◆ **WORK REQUIRED**
Your task is to repeat the entries exactly. Leave the pictures out.

◆ **THE DATA**

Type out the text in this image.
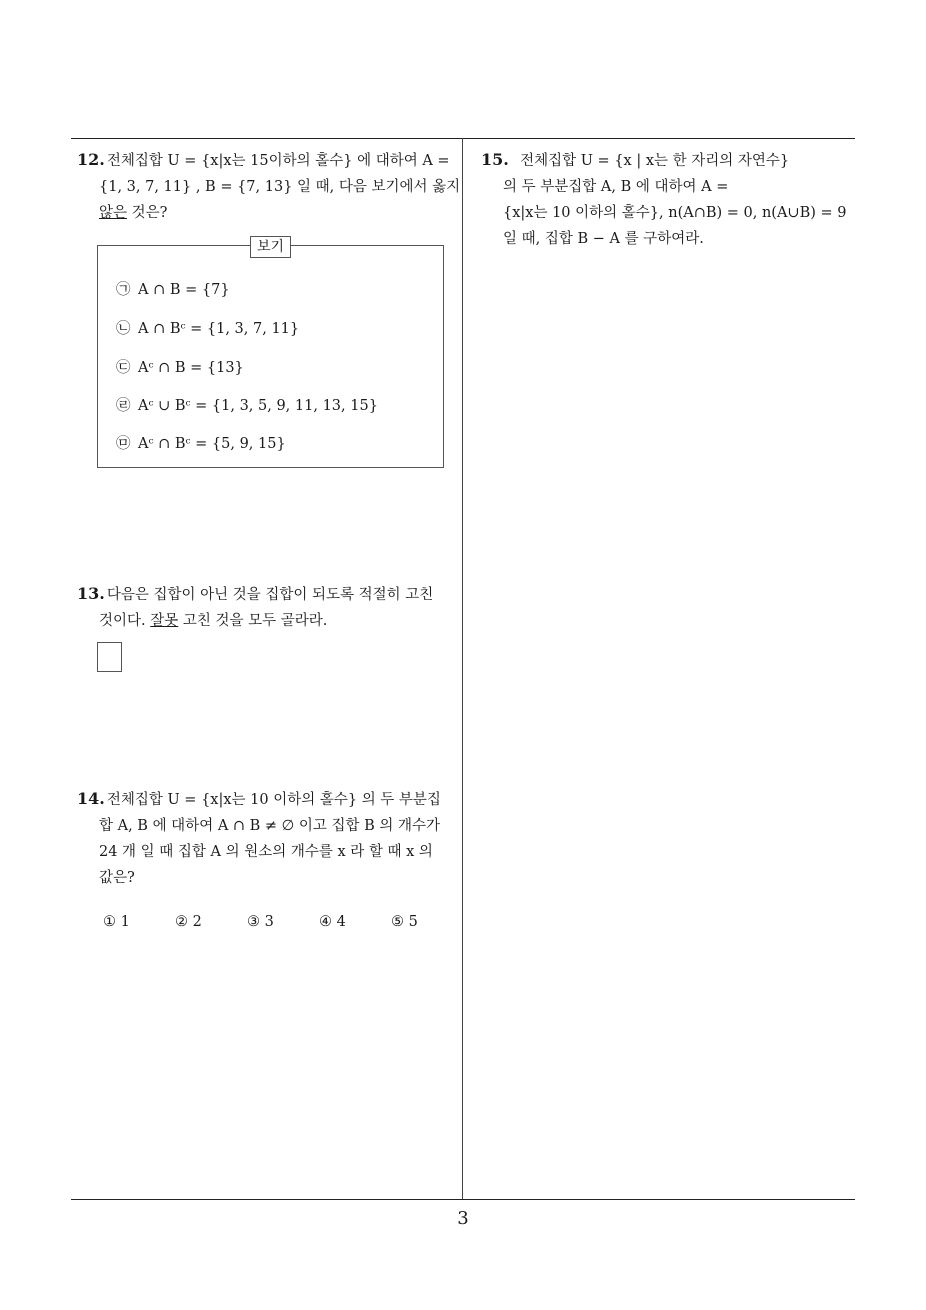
12. 전체집합 U = {x|x는 15이하의 홀수} 에 대하여 A =
{1, 3, 7, 11} , B = {7, 13} 일 때, 다음 보기에서 옳지
않은 것은?
보기
㉠ A ∩ B = {7}
㉡ A ∩ Bᶜ = {1, 3, 7, 11}
㉢ Aᶜ ∩ B = {13}
㉣ Aᶜ ∪ Bᶜ = {1, 3, 5, 9, 11, 13, 15}
㉤ Aᶜ ∩ Bᶜ = {5, 9, 15}
13. 다음은 집합이 아닌 것을 집합이 되도록 적절히 고친
것이다. 잘못 고친 것을 모두 골라라.
14. 전체집합 U = {x|x는 10 이하의 홀수} 의 두 부분집
합 A, B 에 대하여 A ∩ B ≠ ∅ 이고 집합 B 의 개수가
24 개 일 때 집합 A 의 원소의 개수를 x 라 할 때 x 의
값은?
① 1	② 2	③ 3	④ 4	⑤ 5
15. 전체집합 U = {x | x는 한 자리의 자연수}
의 두 부분집합 A, B 에 대하여 A =
{x|x는 10 이하의 홀수}, n(A∩B) = 0, n(A∪B) = 9
일 때, 집합 B − A 를 구하여라.
3
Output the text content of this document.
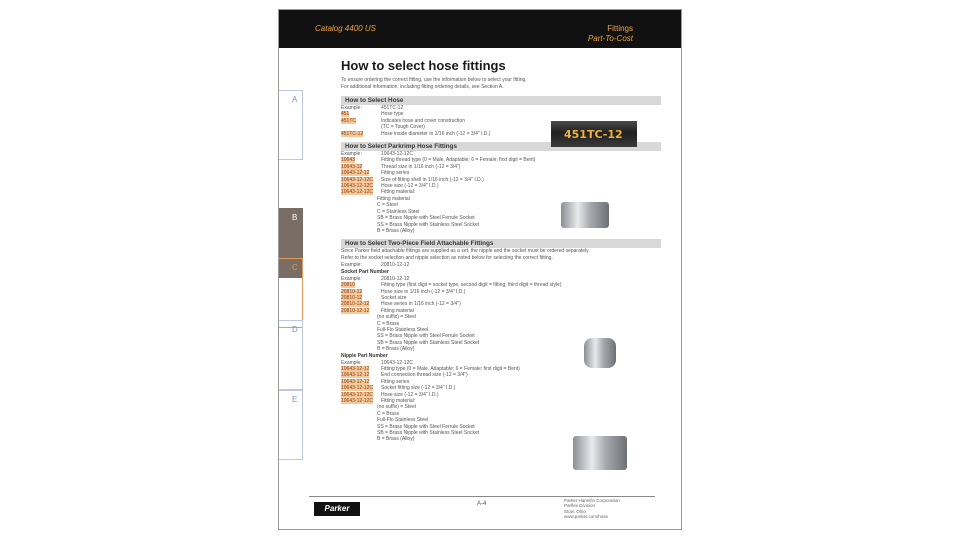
Catalog 4400 US	Fittings
Part-To-Cost
A
B
C
D
E
How to select hose fittings
To ensure ordering the correct fitting, use the information below to select your fitting.
For additional information, including fitting ordering details, see Section A.
How to Select Hose
Example:	451TC-12
451	Hose type
451TC	Indicates hose and cover construction
(TC = Tough Cover)
451TC-12	Hose inside diameter in 1/16 inch (-12 = 3/4" I.D.)
How to Select Parkrimp Hose Fittings
Example:	10643-12-12C
10643	Fitting thread type (0 = Male, Adaptable; 6 = Female; first digit = Bent)
10643-12	Thread size in 1/16 inch (-12 = 3/4")
10643-12-12 Fitting series
10643-12-12C Size of fitting shell in 1/16 inch (-12 = 3/4" I.D.)
10643-12-12C Hose size (-12 = 3/4" I.D.)
10643-12-12C Fitting material:
Fitting material
C = Steel
C = Stainless Steel
SB = Brass Nipple with Steel Ferrule Socket
SS = Brass Nipple with Stainless Steel Socket
B = Brass (Alloy)
How to Select Two-Piece Field Attachable Fittings
Since Parker field attachable fittings are supplied as a set, the nipple and the socket must be ordered separately.
Refer to the socket selection and nipple selection as noted below for selecting the correct fitting.
Example:	20810-12-12
Socket Part Number
Example:	20810-12-12
20810	Fitting type (first digit = socket type, second digit = fitting, third digit = thread style)
20810-12	Hose size in 1/16 inch (-12 = 3/4" I.D.)
20810-12	Socket size
20810-12-12 Hose series in 1/16 inch (-12 = 3/4")
20810-12-12 Fitting material
(no suffix) = Steel
C = Brass
Full-Flo Stainless Steel
SS = Brass Nipple with Steel Ferrule Socket
SB = Brass Nipple with Stainless Steel Socket
B = Brass (Alloy)
Nipple Part Number
Example:	10643-12-12C
10643-12-12 Fitting type (0 = Male, Adaptable; 6 = Female; first digit = Bent)
10643-12-12 End connection thread size (-12 = 3/4")
10643-12-12 Fitting series
10643-12-12C Socket fitting size (-12 = 3/4" I.D.)
10643-12-12C Hose size (-12 = 3/4" I.D.)
10643-12-12C Fitting material:
(no suffix) = Steel
C = Brass
Full-Flo Stainless Steel
SS = Brass Nipple with Steel Ferrule Socket
SB = Brass Nipple with Stainless Steel Socket
B = Brass (Alloy)
451TC-12
Parker	A-4
Parker Hannifin Corporation
Parflex Division
Stow, Ohio
www.parker.com/hose
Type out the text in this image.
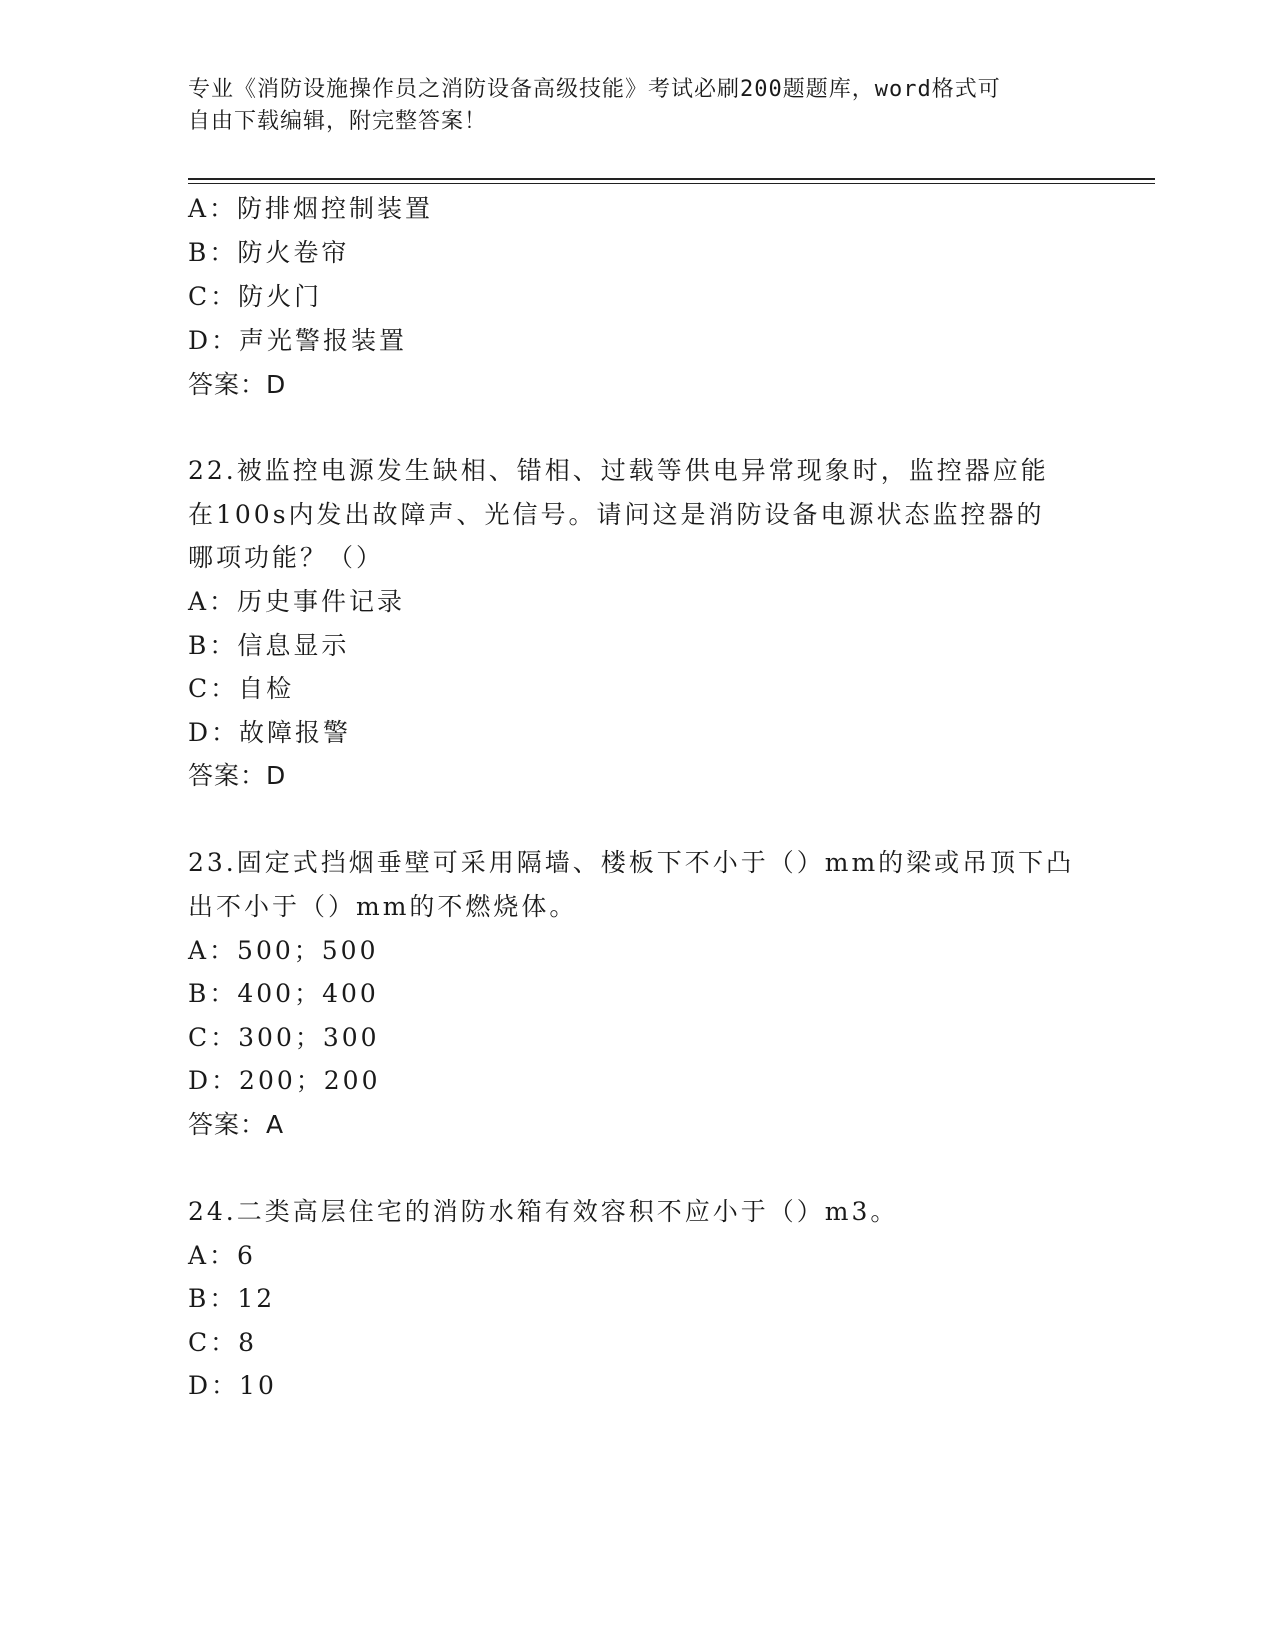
专业《消防设施操作员之消防设备高级技能》考试必刷200题题库，word格式可

自由下载编辑，附完整答案！

A：防排烟控制装置
B：防火卷帘
C：防火门
D：声光警报装置
答案：D
22.被监控电源发生缺相、错相、过载等供电异常现象时，监控器应能
在100s内发出故障声、光信号。请问这是消防设备电源状态监控器的
哪项功能？（）
A：历史事件记录
B：信息显示
C：自检
D：故障报警
答案：D
23.固定式挡烟垂壁可采用隔墙、楼板下不小于（）mm的梁或吊顶下凸
出不小于（）mm的不燃烧体。
A：500；500
B：400；400
C：300；300
D：200；200
答案：A
24.二类高层住宅的消防水箱有效容积不应小于（）m3。
A：6
B：12
C：8
D：10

◆ **FINAL RESULT**
Type out the text in this image.
12. 전체집합 U = {x|x는 15이하의 홀수} 에 대하여 A =
{1, 3, 7, 11} , B = {7, 13} 일 때, 다음 보기에서 옳지
않은 것은?
보기
㉠ A ∩ B = {7}
㉡ A ∩ Bᶜ = {1, 3, 7, 11}
㉢ Aᶜ ∩ B = {13}
㉣ Aᶜ ∪ Bᶜ = {1, 3, 5, 9, 11, 13, 15}
㉤ Aᶜ ∩ Bᶜ = {5, 9, 15}
13. 다음은 집합이 아닌 것을 집합이 되도록 적절히 고친
것이다. 잘못 고친 것을 모두 골라라.
14. 전체집합 U = {x|x는 10 이하의 홀수} 의 두 부분집
합 A, B 에 대하여 A ∩ B ≠ ∅ 이고 집합 B 의 개수가
24 개 일 때 집합 A 의 원소의 개수를 x 라 할 때 x 의
값은?
① 1	② 2	③ 3	④ 4	⑤ 5
15. 전체집합 U = {x | x는 한 자리의 자연수}
의 두 부분집합 A, B 에 대하여 A =
{x|x는 10 이하의 홀수}, n(A∩B) = 0, n(A∪B) = 9
일 때, 집합 B − A 를 구하여라.
3
Output the text content of this document.
Catalog 4400 US	Fittings
Part-To-Cost
A
B
C
D
E
How to select hose fittings
To ensure ordering the correct fitting, use the information below to select your fitting.
For additional information, including fitting ordering details, see Section A.
How to Select Hose
Example:	451TC-12
451	Hose type
451TC	Indicates hose and cover construction
(TC = Tough Cover)
451TC-12	Hose inside diameter in 1/16 inch (-12 = 3/4" I.D.)
How to Select Parkrimp Hose Fittings
Example:	10643-12-12C
10643	Fitting thread type (0 = Male, Adaptable; 6 = Female; first digit = Bent)
10643-12	Thread size in 1/16 inch (-12 = 3/4")
10643-12-12 Fitting series
10643-12-12C Size of fitting shell in 1/16 inch (-12 = 3/4" I.D.)
10643-12-12C Hose size (-12 = 3/4" I.D.)
10643-12-12C Fitting material:
Fitting material
C = Steel
C = Stainless Steel
SB = Brass Nipple with Steel Ferrule Socket
SS = Brass Nipple with Stainless Steel Socket
B = Brass (Alloy)
How to Select Two-Piece Field Attachable Fittings
Since Parker field attachable fittings are supplied as a set, the nipple and the socket must be ordered separately.
Refer to the socket selection and nipple selection as noted below for selecting the correct fitting.
Example:	20810-12-12
Socket Part Number
Example:	20810-12-12
20810	Fitting type (first digit = socket type, second digit = fitting, third digit = thread style)
20810-12	Hose size in 1/16 inch (-12 = 3/4" I.D.)
20810-12	Socket size
20810-12-12 Hose series in 1/16 inch (-12 = 3/4")
20810-12-12 Fitting material
(no suffix) = Steel
C = Brass
Full-Flo Stainless Steel
SS = Brass Nipple with Steel Ferrule Socket
SB = Brass Nipple with Stainless Steel Socket
B = Brass (Alloy)
Nipple Part Number
Example:	10643-12-12C
10643-12-12 Fitting type (0 = Male, Adaptable; 6 = Female; first digit = Bent)
10643-12-12 End connection thread size (-12 = 3/4")
10643-12-12 Fitting series
10643-12-12C Socket fitting size (-12 = 3/4" I.D.)
10643-12-12C Hose size (-12 = 3/4" I.D.)
10643-12-12C Fitting material:
(no suffix) = Steel
C = Brass
Full-Flo Stainless Steel
SS = Brass Nipple with Steel Ferrule Socket
SB = Brass Nipple with Stainless Steel Socket
B = Brass (Alloy)
451TC-12
Parker	A-4
Parker Hannifin Corporation
Parflex Division
Stow, Ohio
www.parker.com/hose
Type out the text in this image.
专业《消防设施操作员之消防设备高级技能》考试必刷200题题库，word格式可

自由下载编辑，附完整答案！

A：防排烟控制装置
B：防火卷帘
C：防火门
D：声光警报装置
答案：D
22.被监控电源发生缺相、错相、过载等供电异常现象时，监控器应能
在100s内发出故障声、光信号。请问这是消防设备电源状态监控器的
哪项功能？（）
A：历史事件记录
B：信息显示
C：自检
D：故障报警
答案：D
23.固定式挡烟垂壁可采用隔墙、楼板下不小于（）mm的梁或吊顶下凸
出不小于（）mm的不燃烧体。
A：500；500
B：400；400
C：300；300
D：200；200
答案：A
24.二类高层住宅的消防水箱有效容积不应小于（）m3。
A：6
B：12
C：8
D：10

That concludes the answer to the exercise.